═════ Supplied material ═════

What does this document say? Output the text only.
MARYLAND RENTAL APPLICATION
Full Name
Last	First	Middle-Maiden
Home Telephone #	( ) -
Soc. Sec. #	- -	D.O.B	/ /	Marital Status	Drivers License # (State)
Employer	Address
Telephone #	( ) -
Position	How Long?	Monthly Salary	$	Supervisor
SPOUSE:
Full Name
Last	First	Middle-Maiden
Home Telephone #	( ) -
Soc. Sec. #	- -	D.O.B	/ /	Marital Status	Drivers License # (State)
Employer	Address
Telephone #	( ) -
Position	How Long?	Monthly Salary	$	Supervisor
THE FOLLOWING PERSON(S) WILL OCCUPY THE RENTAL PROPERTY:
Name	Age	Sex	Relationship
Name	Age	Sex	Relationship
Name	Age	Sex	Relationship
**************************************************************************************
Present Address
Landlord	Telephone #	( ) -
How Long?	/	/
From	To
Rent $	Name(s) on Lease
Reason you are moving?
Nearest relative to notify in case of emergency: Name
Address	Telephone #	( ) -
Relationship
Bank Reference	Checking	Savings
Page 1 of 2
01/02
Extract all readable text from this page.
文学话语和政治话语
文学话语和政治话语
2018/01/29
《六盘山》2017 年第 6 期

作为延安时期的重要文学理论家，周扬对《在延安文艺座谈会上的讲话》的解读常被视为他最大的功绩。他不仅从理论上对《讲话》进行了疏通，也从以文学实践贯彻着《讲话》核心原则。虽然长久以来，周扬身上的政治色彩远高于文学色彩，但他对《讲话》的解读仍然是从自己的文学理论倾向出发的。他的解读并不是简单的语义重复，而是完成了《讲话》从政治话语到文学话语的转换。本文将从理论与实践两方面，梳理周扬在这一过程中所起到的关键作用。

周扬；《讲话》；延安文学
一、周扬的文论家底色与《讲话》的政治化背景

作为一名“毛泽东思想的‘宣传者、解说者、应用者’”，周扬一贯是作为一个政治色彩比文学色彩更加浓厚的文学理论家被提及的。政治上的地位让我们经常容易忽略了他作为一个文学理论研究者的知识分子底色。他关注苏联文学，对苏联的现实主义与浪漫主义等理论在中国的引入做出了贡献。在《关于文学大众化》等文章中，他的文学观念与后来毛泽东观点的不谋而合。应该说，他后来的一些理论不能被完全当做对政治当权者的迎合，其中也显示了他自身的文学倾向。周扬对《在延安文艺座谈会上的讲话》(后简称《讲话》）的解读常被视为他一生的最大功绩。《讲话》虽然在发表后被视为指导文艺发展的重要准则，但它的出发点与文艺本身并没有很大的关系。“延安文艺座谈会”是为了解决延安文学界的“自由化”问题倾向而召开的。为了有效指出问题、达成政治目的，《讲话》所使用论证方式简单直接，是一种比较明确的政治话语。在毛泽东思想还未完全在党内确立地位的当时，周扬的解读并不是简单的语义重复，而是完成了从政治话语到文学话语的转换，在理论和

═════

Reproduce all data above, unchanged.

What does this document say? Output the text only.
MARYLAND RENTAL APPLICATION
Full Name
Last	First	Middle-Maiden
Home Telephone #	( ) -
Soc. Sec. #	- -	D.O.B	/ /	Marital Status	Drivers License # (State)
Employer	Address
Telephone #	( ) -
Position	How Long?	Monthly Salary	$	Supervisor
SPOUSE:
Full Name
Last	First	Middle-Maiden
Home Telephone #	( ) -
Soc. Sec. #	- -	D.O.B	/ /	Marital Status	Drivers License # (State)
Employer	Address
Telephone #	( ) -
Position	How Long?	Monthly Salary	$	Supervisor
THE FOLLOWING PERSON(S) WILL OCCUPY THE RENTAL PROPERTY:
Name	Age	Sex	Relationship
Name	Age	Sex	Relationship
Name	Age	Sex	Relationship
**************************************************************************************
Present Address
Landlord	Telephone #	( ) -
How Long?	/	/
From	To
Rent $	Name(s) on Lease
Reason you are moving?
Nearest relative to notify in case of emergency: Name
Address	Telephone #	( ) -
Relationship
Bank Reference	Checking	Savings
Page 1 of 2
01/02
Extract all readable text from this page.
文学话语和政治话语
文学话语和政治话语
2018/01/29
《六盘山》2017 年第 6 期

作为延安时期的重要文学理论家，周扬对《在延安文艺座谈会上的讲话》的解读常被视为他最大的功绩。他不仅从理论上对《讲话》进行了疏通，也从以文学实践贯彻着《讲话》核心原则。虽然长久以来，周扬身上的政治色彩远高于文学色彩，但他对《讲话》的解读仍然是从自己的文学理论倾向出发的。他的解读并不是简单的语义重复，而是完成了《讲话》从政治话语到文学话语的转换。本文将从理论与实践两方面，梳理周扬在这一过程中所起到的关键作用。

周扬；《讲话》；延安文学
一、周扬的文论家底色与《讲话》的政治化背景

作为一名“毛泽东思想的‘宣传者、解说者、应用者’”，周扬一贯是作为一个政治色彩比文学色彩更加浓厚的文学理论家被提及的。政治上的地位让我们经常容易忽略了他作为一个文学理论研究者的知识分子底色。他关注苏联文学，对苏联的现实主义与浪漫主义等理论在中国的引入做出了贡献。在《关于文学大众化》等文章中，他的文学观念与后来毛泽东观点的不谋而合。应该说，他后来的一些理论不能被完全当做对政治当权者的迎合，其中也显示了他自身的文学倾向。周扬对《在延安文艺座谈会上的讲话》(后简称《讲话》）的解读常被视为他一生的最大功绩。《讲话》虽然在发表后被视为指导文艺发展的重要准则，但它的出发点与文艺本身并没有很大的关系。“延安文艺座谈会”是为了解决延安文学界的“自由化”问题倾向而召开的。为了有效指出问题、达成政治目的，《讲话》所使用论证方式简单直接，是一种比较明确的政治话语。在毛泽东思想还未完全在党内确立地位的当时，周扬的解读并不是简单的语义重复，而是完成了从政治话语到文学话语的转换，在理论和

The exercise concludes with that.